───── Extracted data ─────
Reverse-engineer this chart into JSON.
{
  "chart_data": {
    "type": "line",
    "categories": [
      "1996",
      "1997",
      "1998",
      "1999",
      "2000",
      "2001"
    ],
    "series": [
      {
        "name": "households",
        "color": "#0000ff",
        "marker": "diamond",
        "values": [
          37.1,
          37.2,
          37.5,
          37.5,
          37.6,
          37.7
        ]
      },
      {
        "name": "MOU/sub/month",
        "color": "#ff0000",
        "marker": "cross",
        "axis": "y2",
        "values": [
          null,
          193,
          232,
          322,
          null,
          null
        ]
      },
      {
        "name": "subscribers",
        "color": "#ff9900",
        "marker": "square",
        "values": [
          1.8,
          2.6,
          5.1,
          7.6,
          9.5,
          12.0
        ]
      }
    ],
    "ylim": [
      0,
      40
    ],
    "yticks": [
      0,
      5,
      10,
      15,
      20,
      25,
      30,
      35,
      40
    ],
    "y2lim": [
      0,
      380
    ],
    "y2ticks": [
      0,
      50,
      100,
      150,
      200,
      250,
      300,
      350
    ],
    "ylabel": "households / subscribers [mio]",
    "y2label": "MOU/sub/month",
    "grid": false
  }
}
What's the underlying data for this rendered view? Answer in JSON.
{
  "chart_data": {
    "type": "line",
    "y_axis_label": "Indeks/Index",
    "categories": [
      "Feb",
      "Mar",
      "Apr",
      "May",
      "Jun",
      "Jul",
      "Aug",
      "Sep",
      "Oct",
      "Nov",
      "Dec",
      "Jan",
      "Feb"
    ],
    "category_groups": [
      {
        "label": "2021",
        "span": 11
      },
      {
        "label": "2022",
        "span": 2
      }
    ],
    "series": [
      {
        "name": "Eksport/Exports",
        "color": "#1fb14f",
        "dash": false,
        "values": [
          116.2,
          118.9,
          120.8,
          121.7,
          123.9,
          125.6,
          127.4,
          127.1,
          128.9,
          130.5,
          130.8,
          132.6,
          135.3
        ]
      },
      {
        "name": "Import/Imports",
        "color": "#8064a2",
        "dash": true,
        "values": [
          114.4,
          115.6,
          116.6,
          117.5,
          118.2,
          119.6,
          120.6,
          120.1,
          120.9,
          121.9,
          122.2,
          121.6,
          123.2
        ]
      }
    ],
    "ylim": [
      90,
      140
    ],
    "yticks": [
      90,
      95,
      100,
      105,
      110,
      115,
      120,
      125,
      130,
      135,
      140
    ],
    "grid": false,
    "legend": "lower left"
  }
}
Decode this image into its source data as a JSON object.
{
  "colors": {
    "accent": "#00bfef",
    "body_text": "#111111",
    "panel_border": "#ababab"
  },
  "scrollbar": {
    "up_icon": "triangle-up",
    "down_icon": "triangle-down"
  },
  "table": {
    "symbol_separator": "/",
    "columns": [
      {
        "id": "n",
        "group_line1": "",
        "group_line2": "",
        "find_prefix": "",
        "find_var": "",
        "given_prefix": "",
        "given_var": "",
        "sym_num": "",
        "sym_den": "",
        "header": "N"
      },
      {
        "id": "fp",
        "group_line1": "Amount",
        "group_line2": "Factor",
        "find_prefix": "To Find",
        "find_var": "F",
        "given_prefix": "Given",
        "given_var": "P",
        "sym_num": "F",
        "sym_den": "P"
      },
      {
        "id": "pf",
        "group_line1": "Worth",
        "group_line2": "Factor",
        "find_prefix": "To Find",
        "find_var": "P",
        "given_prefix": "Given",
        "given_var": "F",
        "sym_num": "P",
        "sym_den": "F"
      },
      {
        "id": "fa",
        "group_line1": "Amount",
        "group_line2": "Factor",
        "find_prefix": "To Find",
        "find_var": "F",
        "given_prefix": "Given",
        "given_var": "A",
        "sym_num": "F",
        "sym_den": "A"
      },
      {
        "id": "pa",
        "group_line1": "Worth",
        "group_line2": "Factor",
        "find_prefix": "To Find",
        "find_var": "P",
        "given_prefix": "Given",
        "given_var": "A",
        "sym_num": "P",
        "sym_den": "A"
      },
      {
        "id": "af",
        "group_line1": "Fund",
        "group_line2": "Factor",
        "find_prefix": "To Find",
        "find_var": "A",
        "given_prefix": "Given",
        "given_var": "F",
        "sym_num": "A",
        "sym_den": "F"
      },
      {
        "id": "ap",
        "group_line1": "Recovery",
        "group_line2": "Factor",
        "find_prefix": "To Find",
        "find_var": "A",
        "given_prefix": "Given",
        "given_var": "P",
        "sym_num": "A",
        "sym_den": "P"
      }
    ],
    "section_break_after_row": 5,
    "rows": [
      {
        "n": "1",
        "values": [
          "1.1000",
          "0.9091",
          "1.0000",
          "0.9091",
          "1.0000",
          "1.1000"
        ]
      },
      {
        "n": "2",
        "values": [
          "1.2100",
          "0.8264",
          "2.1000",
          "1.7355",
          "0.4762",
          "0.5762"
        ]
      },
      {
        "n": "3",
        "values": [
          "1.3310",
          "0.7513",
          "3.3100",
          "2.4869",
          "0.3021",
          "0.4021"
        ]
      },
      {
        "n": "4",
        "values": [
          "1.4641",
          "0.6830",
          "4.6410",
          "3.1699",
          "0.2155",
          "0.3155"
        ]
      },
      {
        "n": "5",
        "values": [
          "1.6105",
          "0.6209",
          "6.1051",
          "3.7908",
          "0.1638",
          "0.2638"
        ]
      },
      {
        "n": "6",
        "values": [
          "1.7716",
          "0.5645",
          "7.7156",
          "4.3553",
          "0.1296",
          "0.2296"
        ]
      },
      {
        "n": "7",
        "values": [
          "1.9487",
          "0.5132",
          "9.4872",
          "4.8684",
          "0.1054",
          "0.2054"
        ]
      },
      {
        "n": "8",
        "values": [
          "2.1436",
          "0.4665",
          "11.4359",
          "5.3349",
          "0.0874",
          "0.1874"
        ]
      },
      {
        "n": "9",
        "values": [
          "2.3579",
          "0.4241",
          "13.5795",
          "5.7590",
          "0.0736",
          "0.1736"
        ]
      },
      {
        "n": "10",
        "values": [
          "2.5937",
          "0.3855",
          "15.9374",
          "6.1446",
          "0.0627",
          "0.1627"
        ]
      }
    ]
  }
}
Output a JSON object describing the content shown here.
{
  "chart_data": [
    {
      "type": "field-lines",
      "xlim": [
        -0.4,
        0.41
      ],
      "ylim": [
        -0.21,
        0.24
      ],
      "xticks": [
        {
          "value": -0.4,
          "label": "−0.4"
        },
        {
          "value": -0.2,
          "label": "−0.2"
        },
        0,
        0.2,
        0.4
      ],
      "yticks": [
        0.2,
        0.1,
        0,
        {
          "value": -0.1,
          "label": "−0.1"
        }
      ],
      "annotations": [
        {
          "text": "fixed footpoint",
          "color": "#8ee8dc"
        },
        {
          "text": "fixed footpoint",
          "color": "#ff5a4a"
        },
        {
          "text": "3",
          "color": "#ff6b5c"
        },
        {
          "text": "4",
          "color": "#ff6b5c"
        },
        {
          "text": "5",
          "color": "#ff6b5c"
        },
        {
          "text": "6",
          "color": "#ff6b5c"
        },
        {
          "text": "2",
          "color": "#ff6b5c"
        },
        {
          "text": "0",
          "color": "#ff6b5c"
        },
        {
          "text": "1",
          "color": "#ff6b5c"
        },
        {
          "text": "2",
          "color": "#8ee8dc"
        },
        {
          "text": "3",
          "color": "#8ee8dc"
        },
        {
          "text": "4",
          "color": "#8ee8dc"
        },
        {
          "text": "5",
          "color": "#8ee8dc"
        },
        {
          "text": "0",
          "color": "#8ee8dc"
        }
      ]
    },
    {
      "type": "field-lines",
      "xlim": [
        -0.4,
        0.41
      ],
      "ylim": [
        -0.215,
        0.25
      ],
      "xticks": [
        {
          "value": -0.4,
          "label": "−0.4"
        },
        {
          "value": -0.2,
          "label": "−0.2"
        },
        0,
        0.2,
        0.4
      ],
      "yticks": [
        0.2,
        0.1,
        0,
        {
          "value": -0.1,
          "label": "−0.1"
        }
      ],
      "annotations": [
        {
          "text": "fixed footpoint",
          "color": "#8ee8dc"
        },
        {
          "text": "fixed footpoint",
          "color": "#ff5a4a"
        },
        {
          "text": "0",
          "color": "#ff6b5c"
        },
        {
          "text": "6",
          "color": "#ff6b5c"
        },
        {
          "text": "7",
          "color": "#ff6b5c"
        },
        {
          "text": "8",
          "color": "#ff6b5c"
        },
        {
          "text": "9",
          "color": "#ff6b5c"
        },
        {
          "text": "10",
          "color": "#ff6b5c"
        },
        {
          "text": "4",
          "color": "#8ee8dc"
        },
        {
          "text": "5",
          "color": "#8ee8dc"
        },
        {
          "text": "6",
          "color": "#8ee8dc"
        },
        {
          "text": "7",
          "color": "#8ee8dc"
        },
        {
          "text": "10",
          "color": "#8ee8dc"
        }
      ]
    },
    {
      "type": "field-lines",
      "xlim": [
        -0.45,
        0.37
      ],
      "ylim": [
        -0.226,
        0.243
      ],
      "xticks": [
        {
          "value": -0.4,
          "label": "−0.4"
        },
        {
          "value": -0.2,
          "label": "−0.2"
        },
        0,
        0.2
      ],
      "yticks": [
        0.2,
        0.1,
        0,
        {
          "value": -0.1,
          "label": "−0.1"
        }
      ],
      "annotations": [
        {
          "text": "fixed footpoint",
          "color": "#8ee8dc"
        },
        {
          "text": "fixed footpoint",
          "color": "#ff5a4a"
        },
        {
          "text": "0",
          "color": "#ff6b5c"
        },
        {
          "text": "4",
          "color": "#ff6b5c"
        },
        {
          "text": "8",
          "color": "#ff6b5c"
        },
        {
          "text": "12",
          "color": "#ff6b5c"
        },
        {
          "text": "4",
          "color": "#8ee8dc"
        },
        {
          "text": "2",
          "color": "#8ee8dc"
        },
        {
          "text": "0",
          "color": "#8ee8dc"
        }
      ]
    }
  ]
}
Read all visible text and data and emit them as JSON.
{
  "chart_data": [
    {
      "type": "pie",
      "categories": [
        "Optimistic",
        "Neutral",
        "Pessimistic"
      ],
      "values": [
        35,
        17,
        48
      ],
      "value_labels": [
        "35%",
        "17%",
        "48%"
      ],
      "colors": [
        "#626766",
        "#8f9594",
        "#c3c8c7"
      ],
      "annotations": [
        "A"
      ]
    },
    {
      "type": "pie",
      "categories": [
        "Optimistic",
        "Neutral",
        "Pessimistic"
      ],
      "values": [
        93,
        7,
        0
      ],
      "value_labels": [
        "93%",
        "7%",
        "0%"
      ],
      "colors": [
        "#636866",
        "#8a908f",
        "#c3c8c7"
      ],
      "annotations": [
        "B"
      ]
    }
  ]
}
─────
• What is expected:
From the line that contains "Read all visible" down to the last line of the listing above, repeat each line exactly, and include nothing else.

• Correct response:
Read all visible text and data and emit them as JSON.
{
  "chart_data": [
    {
      "type": "pie",
      "categories": [
        "Optimistic",
        "Neutral",
        "Pessimistic"
      ],
      "values": [
        35,
        17,
        48
      ],
      "value_labels": [
        "35%",
        "17%",
        "48%"
      ],
      "colors": [
        "#626766",
        "#8f9594",
        "#c3c8c7"
      ],
      "annotations": [
        "A"
      ]
    },
    {
      "type": "pie",
      "categories": [
        "Optimistic",
        "Neutral",
        "Pessimistic"
      ],
      "values": [
        93,
        7,
        0
      ],
      "value_labels": [
        "93%",
        "7%",
        "0%"
      ],
      "colors": [
        "#636866",
        "#8a908f",
        "#c3c8c7"
      ],
      "annotations": [
        "B"
      ]
    }
  ]
}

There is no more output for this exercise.